* **WORK INSTRUCTIONS**
Go through the listing and write out all of it exactly.

════════════════

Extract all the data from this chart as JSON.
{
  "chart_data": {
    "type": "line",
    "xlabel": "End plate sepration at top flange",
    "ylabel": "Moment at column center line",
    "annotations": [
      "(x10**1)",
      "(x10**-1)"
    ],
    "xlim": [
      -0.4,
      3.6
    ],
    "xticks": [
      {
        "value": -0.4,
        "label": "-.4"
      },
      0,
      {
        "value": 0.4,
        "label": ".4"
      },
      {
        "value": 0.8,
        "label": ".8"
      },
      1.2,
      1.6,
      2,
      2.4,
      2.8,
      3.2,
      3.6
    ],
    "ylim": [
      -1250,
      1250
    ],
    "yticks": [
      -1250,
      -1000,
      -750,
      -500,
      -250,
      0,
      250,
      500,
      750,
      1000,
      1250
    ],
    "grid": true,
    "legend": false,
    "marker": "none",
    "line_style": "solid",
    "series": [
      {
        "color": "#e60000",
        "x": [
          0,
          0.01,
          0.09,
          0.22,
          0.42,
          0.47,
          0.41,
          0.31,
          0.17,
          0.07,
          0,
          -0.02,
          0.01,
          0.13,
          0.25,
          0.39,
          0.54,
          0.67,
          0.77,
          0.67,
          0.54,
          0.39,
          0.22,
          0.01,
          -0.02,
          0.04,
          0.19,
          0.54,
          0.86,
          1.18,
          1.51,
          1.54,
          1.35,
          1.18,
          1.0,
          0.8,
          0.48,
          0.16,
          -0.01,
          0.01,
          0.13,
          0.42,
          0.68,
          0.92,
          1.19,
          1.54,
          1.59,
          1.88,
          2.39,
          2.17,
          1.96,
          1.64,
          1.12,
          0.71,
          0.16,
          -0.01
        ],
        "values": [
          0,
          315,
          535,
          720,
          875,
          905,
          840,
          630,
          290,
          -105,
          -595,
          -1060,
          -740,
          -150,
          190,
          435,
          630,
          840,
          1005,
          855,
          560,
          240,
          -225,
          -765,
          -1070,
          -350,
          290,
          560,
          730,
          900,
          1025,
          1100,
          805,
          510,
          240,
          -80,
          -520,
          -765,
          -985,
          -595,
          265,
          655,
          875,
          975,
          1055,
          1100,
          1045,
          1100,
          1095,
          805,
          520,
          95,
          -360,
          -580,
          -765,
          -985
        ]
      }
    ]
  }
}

════════════════

* **EXERCISE OUTPUT**
Extract all the data from this chart as JSON.
{
  "chart_data": {
    "type": "line",
    "xlabel": "End plate sepration at top flange",
    "ylabel": "Moment at column center line",
    "annotations": [
      "(x10**1)",
      "(x10**-1)"
    ],
    "xlim": [
      -0.4,
      3.6
    ],
    "xticks": [
      {
        "value": -0.4,
        "label": "-.4"
      },
      0,
      {
        "value": 0.4,
        "label": ".4"
      },
      {
        "value": 0.8,
        "label": ".8"
      },
      1.2,
      1.6,
      2,
      2.4,
      2.8,
      3.2,
      3.6
    ],
    "ylim": [
      -1250,
      1250
    ],
    "yticks": [
      -1250,
      -1000,
      -750,
      -500,
      -250,
      0,
      250,
      500,
      750,
      1000,
      1250
    ],
    "grid": true,
    "legend": false,
    "marker": "none",
    "line_style": "solid",
    "series": [
      {
        "color": "#e60000",
        "x": [
          0,
          0.01,
          0.09,
          0.22,
          0.42,
          0.47,
          0.41,
          0.31,
          0.17,
          0.07,
          0,
          -0.02,
          0.01,
          0.13,
          0.25,
          0.39,
          0.54,
          0.67,
          0.77,
          0.67,
          0.54,
          0.39,
          0.22,
          0.01,
          -0.02,
          0.04,
          0.19,
          0.54,
          0.86,
          1.18,
          1.51,
          1.54,
          1.35,
          1.18,
          1.0,
          0.8,
          0.48,
          0.16,
          -0.01,
          0.01,
          0.13,
          0.42,
          0.68,
          0.92,
          1.19,
          1.54,
          1.59,
          1.88,
          2.39,
          2.17,
          1.96,
          1.64,
          1.12,
          0.71,
          0.16,
          -0.01
        ],
        "values": [
          0,
          315,
          535,
          720,
          875,
          905,
          840,
          630,
          290,
          -105,
          -595,
          -1060,
          -740,
          -150,
          190,
          435,
          630,
          840,
          1005,
          855,
          560,
          240,
          -225,
          -765,
          -1070,
          -350,
          290,
          560,
          730,
          900,
          1025,
          1100,
          805,
          510,
          240,
          -80,
          -520,
          -765,
          -985,
          -595,
          265,
          655,
          875,
          975,
          1055,
          1100,
          1045,
          1100,
          1095,
          805,
          520,
          95,
          -360,
          -580,
          -765,
          -985
        ]
      }
    ]
  }
}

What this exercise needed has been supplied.